**Task requirements**:
Return every line of the listing below verbatim, leaving out the pictures.

□ □ □

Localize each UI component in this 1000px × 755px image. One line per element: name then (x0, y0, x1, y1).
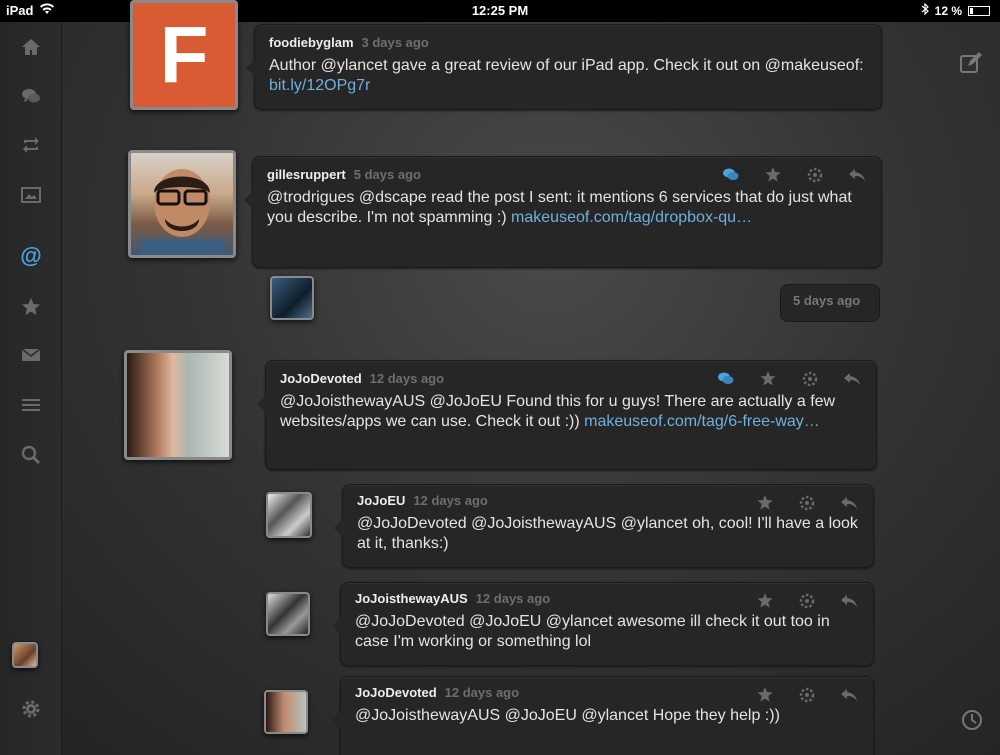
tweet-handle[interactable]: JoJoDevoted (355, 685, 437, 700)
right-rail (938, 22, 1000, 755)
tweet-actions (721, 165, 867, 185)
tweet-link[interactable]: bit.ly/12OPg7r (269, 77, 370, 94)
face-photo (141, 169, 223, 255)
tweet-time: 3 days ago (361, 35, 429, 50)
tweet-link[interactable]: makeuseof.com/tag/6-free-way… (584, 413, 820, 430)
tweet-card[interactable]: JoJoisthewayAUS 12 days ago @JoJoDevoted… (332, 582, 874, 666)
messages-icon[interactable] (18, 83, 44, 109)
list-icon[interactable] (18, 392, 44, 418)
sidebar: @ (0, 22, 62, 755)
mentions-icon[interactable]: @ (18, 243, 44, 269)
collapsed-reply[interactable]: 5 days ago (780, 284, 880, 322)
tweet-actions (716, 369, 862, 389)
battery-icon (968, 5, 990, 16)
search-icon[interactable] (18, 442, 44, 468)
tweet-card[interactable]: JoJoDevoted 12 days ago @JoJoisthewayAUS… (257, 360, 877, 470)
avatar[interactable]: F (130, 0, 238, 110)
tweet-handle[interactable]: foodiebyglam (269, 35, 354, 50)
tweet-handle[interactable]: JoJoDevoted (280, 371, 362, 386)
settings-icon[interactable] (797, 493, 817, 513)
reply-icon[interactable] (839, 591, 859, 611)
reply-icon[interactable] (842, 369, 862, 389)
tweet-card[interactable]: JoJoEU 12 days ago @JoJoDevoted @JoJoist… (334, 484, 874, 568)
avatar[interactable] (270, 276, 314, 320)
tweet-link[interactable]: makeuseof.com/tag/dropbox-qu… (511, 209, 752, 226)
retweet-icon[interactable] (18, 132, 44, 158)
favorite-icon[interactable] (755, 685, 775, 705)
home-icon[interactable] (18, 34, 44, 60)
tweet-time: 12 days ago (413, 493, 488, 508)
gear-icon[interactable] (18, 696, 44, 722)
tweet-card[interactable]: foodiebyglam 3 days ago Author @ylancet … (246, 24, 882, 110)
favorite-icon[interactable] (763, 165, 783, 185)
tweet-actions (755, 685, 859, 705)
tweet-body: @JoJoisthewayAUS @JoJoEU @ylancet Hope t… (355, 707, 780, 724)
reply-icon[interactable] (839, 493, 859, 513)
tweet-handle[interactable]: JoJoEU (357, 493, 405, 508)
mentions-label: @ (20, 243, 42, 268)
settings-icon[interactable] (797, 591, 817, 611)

□ □ □

**Written response**:
Localize each UI component in this 1000px × 755px image. One line per element: name then (x0, y0, x1, y1).
tweet-handle[interactable]: JoJoDevoted (355, 685, 437, 700)
right-rail (938, 22, 1000, 755)
tweet-actions (721, 165, 867, 185)
tweet-link[interactable]: bit.ly/12OPg7r (269, 77, 370, 94)
face-photo (141, 169, 223, 255)
tweet-time: 3 days ago (361, 35, 429, 50)
tweet-link[interactable]: makeuseof.com/tag/6-free-way… (584, 413, 820, 430)
tweet-card[interactable]: JoJoisthewayAUS 12 days ago @JoJoDevoted… (332, 582, 874, 666)
messages-icon[interactable] (18, 83, 44, 109)
list-icon[interactable] (18, 392, 44, 418)
sidebar: @ (0, 22, 62, 755)
mentions-icon[interactable]: @ (18, 243, 44, 269)
collapsed-reply[interactable]: 5 days ago (780, 284, 880, 322)
tweet-actions (716, 369, 862, 389)
battery-icon (968, 5, 990, 16)
search-icon[interactable] (18, 442, 44, 468)
tweet-card[interactable]: JoJoDevoted 12 days ago @JoJoisthewayAUS… (257, 360, 877, 470)
avatar[interactable]: F (130, 0, 238, 110)
tweet-handle[interactable]: foodiebyglam (269, 35, 354, 50)
tweet-handle[interactable]: JoJoDevoted (280, 371, 362, 386)
settings-icon[interactable] (797, 493, 817, 513)
reply-icon[interactable] (839, 591, 859, 611)
reply-icon[interactable] (842, 369, 862, 389)
tweet-card[interactable]: JoJoEU 12 days ago @JoJoDevoted @JoJoist… (334, 484, 874, 568)
avatar[interactable] (270, 276, 314, 320)
tweet-link[interactable]: makeuseof.com/tag/dropbox-qu… (511, 209, 752, 226)
retweet-icon[interactable] (18, 132, 44, 158)
favorite-icon[interactable] (755, 685, 775, 705)
home-icon[interactable] (18, 34, 44, 60)
tweet-time: 12 days ago (413, 493, 488, 508)
gear-icon[interactable] (18, 696, 44, 722)
tweet-card[interactable]: foodiebyglam 3 days ago Author @ylancet … (246, 24, 882, 110)
favorite-icon[interactable] (763, 165, 783, 185)
tweet-actions (755, 685, 859, 705)
tweet-body: @JoJoisthewayAUS @JoJoEU @ylancet Hope t… (355, 707, 780, 724)
reply-icon[interactable] (839, 493, 859, 513)
tweet-handle[interactable]: JoJoEU (357, 493, 405, 508)
mentions-label: @ (20, 243, 42, 268)
settings-icon[interactable] (797, 591, 817, 611)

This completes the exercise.